## Direction
Find each line with the word "content" and copy it.

## Input rows
-- BEGIN --

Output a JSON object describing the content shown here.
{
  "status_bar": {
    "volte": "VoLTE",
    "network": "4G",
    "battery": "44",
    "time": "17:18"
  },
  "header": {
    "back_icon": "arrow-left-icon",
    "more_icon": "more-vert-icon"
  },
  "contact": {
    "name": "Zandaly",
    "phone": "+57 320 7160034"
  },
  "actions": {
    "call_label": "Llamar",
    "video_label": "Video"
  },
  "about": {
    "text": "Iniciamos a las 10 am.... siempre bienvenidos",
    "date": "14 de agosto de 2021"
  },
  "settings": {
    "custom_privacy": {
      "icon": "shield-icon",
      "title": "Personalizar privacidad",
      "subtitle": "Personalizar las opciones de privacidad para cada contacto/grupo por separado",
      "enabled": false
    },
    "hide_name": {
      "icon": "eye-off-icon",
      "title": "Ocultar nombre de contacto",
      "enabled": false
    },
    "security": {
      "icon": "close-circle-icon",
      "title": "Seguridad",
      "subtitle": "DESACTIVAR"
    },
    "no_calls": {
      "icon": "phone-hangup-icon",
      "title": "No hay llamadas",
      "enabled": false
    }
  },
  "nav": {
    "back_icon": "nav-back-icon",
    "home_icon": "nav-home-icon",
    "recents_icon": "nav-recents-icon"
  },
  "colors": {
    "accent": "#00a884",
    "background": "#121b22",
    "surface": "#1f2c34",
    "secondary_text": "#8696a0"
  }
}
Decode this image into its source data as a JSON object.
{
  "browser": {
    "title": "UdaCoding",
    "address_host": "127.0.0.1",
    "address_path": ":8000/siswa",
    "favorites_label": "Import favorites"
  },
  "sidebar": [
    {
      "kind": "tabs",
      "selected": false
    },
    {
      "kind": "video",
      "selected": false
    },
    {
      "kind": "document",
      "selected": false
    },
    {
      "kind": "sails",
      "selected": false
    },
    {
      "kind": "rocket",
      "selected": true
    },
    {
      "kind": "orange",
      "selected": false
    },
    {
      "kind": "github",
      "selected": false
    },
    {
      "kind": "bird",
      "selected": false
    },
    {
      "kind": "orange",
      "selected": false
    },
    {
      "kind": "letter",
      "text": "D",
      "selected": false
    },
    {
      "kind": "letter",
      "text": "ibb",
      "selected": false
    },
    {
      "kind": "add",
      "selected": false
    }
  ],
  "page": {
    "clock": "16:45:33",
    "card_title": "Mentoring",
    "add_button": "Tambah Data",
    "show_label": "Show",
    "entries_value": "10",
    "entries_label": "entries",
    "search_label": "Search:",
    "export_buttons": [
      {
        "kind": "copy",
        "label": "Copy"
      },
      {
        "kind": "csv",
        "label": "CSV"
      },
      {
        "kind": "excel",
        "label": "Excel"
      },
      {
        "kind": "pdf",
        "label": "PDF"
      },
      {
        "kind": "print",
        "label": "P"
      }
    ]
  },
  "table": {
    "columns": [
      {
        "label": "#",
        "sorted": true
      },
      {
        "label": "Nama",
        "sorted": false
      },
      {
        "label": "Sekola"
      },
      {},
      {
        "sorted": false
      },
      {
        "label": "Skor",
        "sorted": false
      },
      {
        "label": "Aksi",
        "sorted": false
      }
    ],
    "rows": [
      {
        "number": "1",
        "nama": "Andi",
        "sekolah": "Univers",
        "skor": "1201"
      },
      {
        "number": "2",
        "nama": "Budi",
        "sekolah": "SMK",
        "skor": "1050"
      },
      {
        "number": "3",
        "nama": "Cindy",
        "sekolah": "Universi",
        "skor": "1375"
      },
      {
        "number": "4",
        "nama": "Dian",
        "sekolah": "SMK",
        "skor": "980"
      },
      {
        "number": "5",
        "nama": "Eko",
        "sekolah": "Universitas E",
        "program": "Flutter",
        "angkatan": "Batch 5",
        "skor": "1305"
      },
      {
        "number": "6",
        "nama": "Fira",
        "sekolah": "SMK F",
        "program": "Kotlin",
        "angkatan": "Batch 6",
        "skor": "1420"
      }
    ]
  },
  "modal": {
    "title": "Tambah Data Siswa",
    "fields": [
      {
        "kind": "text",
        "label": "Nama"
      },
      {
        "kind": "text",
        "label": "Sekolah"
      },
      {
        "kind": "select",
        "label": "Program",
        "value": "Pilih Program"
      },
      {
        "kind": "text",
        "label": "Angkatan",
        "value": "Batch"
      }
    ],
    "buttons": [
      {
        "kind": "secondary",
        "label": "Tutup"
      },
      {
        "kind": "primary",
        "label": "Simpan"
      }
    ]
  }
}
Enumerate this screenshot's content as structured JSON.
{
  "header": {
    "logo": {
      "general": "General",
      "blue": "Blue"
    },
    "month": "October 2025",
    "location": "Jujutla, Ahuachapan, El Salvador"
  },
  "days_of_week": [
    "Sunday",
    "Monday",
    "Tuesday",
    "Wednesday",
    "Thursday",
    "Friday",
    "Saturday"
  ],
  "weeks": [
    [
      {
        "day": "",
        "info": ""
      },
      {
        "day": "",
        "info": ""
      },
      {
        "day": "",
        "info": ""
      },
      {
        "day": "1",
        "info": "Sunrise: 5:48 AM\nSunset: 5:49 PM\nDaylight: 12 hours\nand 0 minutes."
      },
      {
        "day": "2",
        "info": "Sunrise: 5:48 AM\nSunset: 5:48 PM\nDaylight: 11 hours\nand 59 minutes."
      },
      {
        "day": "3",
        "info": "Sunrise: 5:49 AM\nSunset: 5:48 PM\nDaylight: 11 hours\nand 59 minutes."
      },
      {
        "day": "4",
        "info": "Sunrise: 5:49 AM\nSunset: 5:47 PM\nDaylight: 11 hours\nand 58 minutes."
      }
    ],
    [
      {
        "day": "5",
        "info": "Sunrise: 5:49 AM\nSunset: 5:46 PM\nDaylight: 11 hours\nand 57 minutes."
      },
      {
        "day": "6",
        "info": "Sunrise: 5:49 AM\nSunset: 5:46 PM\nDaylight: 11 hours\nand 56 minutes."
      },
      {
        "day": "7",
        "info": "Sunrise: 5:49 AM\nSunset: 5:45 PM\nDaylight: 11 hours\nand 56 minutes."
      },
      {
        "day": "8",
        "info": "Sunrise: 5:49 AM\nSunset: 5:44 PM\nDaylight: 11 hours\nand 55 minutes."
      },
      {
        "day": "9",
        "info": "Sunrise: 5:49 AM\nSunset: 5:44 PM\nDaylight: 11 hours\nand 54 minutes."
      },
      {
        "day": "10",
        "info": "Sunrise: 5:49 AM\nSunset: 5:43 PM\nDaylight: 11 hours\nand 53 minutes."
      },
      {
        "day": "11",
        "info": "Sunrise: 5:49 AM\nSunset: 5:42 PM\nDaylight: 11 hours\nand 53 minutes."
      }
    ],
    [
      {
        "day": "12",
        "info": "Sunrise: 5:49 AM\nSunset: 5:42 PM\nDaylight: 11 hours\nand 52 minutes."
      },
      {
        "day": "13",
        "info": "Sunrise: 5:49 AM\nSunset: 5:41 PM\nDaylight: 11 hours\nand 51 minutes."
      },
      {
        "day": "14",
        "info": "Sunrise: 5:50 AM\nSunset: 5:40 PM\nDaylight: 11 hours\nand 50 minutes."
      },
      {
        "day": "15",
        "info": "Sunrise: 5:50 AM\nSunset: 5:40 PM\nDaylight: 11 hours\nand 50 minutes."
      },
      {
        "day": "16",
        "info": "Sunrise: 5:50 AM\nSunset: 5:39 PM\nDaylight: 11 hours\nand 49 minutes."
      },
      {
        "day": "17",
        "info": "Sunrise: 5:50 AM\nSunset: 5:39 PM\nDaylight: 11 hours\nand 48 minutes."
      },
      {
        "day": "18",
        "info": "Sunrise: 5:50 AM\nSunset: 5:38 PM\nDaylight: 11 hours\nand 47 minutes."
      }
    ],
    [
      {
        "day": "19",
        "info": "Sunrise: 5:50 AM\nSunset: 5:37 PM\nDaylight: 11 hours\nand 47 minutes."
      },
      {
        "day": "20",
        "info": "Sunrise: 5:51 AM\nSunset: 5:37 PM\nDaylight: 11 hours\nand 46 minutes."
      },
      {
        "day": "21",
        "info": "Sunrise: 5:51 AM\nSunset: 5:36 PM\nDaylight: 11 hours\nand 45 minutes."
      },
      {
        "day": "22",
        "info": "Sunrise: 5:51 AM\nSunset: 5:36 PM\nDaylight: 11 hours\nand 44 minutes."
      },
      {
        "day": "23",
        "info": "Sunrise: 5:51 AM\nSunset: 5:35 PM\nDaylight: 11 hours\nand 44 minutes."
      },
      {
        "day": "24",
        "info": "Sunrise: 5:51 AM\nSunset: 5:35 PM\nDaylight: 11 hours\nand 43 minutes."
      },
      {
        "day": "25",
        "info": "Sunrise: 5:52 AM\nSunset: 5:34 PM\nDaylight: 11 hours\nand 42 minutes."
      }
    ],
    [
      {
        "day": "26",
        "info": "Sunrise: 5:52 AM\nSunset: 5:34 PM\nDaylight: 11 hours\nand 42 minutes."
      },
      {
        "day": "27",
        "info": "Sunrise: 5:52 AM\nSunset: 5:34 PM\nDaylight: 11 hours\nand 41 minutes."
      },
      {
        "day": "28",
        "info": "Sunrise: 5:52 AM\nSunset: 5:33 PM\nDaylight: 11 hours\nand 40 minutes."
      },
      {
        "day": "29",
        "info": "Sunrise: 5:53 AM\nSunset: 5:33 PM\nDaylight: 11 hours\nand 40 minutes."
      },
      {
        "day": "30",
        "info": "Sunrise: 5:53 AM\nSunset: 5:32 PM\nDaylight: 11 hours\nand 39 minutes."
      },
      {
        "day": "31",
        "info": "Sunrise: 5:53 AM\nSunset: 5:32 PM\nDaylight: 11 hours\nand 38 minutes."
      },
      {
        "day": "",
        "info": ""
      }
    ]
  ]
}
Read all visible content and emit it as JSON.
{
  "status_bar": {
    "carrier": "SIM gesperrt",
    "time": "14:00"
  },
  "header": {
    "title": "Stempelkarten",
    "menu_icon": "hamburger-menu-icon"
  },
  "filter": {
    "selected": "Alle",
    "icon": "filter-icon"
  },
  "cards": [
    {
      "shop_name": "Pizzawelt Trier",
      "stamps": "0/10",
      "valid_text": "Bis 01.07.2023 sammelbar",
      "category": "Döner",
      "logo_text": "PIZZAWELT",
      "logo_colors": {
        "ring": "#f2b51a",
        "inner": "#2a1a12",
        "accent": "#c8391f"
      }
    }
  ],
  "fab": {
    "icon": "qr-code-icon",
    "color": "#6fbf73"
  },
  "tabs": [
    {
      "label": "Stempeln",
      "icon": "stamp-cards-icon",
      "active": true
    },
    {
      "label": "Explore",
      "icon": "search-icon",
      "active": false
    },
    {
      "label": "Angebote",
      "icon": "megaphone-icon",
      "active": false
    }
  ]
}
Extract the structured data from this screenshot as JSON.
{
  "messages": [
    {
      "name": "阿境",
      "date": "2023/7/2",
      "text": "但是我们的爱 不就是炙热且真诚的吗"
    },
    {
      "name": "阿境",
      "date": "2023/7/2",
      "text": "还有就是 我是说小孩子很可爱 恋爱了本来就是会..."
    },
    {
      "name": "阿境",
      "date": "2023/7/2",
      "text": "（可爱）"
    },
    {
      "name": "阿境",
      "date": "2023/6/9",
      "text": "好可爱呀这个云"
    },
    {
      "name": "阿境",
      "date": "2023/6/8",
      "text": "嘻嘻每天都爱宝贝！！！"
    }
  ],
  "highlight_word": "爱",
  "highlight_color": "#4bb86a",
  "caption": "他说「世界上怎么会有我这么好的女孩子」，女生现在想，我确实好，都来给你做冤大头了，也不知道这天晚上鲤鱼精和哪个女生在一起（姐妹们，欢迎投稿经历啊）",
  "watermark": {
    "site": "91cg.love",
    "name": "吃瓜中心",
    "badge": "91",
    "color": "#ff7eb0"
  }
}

-- END --

## Exercise result
Output a JSON object describing the content shown here.
Enumerate this screenshot's content as structured JSON.
Read all visible content and emit it as JSON.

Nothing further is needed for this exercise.